- What this task involves
Give only the number of lines in the data that include the string "JSON".

- Data supplied
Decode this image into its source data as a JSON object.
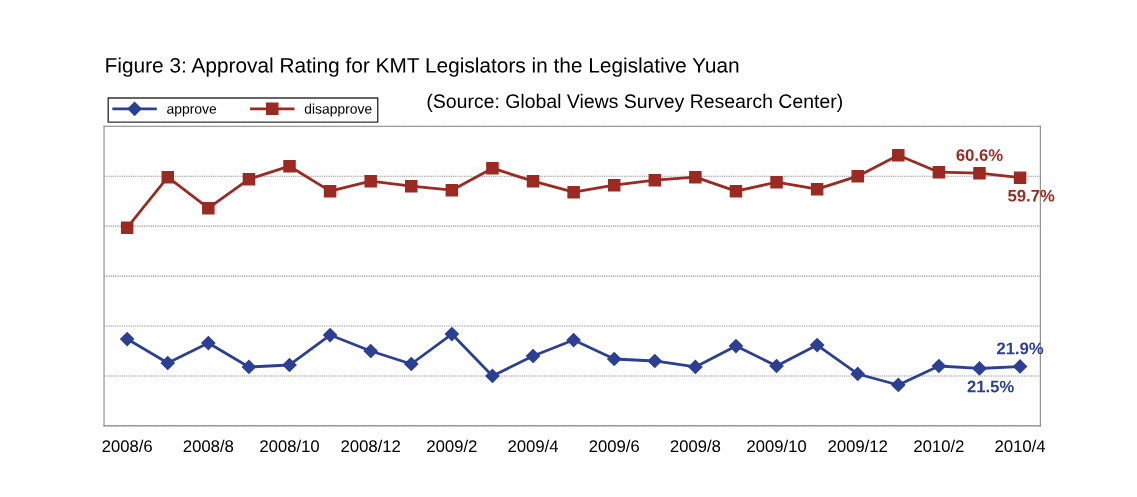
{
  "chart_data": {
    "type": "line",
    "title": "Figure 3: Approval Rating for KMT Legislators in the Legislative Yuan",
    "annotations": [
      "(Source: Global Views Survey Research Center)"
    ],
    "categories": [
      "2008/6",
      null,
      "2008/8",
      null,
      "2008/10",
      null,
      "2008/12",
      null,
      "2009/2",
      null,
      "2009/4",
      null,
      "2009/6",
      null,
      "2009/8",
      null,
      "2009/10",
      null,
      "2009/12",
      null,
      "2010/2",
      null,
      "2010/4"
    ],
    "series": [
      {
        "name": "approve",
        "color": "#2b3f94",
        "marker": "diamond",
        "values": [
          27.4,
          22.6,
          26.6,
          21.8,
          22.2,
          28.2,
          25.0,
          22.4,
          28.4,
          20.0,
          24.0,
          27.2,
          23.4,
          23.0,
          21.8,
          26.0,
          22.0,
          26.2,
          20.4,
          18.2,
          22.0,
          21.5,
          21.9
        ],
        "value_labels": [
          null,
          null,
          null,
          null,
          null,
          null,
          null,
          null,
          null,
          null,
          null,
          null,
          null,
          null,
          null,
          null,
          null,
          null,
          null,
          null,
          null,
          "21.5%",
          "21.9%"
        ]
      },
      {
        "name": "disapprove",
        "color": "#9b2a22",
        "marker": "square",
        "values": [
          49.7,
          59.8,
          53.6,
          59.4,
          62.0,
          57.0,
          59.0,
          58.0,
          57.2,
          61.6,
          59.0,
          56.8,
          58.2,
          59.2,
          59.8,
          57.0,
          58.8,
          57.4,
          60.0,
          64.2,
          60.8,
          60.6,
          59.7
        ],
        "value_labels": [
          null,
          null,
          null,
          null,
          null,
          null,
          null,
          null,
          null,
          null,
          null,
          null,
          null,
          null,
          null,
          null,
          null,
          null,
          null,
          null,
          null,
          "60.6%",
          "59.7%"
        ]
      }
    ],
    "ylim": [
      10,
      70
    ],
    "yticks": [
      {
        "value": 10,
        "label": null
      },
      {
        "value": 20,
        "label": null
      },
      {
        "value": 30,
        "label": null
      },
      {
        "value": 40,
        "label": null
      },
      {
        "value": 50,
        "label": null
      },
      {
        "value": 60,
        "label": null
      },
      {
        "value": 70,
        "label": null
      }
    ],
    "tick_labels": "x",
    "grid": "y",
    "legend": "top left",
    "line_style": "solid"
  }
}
---
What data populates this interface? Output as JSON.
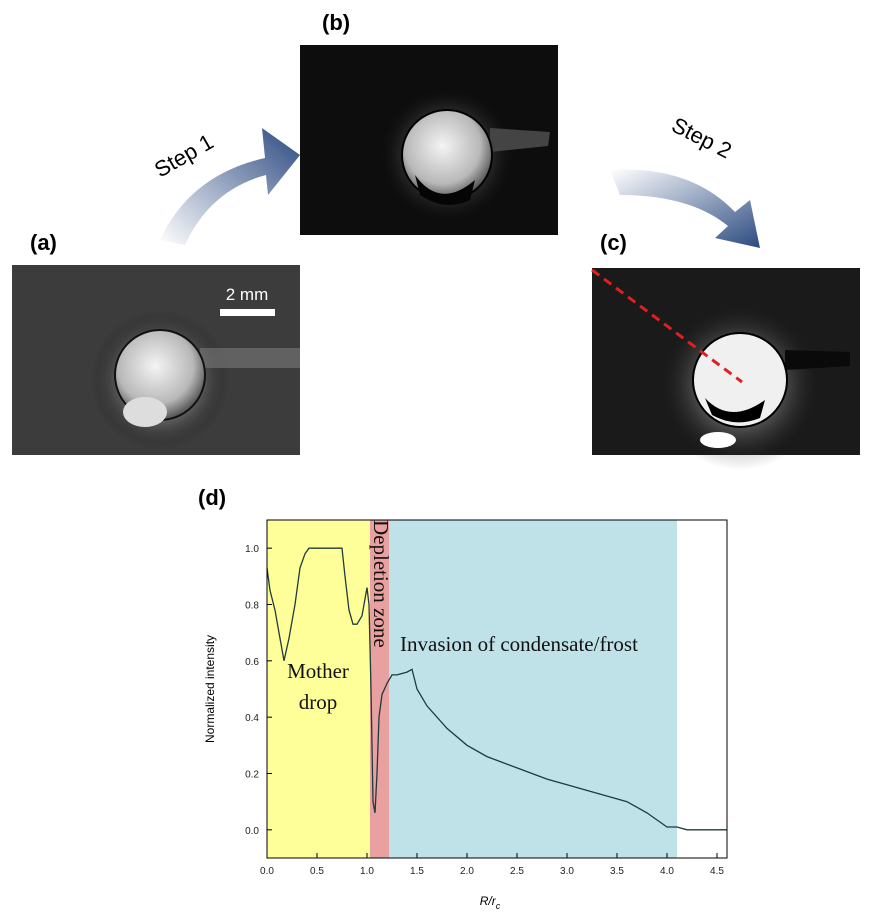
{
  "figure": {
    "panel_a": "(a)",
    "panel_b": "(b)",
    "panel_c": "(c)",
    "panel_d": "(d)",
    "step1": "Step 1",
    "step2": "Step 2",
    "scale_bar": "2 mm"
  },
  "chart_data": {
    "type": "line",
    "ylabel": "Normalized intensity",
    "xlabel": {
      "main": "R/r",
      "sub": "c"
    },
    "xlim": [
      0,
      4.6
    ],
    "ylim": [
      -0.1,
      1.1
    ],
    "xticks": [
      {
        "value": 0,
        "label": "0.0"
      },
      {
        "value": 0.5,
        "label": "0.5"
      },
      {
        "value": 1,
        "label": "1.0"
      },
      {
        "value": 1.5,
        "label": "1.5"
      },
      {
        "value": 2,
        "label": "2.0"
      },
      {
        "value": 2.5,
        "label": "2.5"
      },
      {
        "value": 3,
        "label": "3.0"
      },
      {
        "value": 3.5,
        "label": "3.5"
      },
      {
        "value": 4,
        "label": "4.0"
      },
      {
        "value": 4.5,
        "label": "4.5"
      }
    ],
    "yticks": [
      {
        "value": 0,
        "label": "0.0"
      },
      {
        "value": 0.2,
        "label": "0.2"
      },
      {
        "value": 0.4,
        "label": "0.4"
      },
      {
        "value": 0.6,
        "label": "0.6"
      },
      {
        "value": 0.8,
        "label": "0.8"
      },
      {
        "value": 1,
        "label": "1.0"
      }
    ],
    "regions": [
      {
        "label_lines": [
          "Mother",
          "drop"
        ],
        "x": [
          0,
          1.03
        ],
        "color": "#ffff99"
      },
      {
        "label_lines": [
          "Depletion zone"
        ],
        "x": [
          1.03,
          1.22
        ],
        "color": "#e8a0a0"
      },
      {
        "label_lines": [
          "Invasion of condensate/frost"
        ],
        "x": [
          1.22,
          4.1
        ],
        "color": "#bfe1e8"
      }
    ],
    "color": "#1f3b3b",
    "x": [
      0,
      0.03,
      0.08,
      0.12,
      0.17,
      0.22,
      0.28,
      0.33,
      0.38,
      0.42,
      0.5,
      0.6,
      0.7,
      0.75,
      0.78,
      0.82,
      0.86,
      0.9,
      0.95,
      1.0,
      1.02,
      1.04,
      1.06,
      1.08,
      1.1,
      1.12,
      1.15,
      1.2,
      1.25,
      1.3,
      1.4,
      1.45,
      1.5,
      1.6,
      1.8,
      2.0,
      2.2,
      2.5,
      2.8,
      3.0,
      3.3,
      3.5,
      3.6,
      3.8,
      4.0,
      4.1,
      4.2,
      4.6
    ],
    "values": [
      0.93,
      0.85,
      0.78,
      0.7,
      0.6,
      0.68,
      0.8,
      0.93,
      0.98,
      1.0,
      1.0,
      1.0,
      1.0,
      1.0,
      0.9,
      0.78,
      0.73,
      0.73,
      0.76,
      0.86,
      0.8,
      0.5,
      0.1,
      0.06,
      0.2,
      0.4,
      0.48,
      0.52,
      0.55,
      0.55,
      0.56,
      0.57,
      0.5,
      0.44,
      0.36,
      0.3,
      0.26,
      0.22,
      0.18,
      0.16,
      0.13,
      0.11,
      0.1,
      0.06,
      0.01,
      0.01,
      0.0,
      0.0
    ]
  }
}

- Complete output
2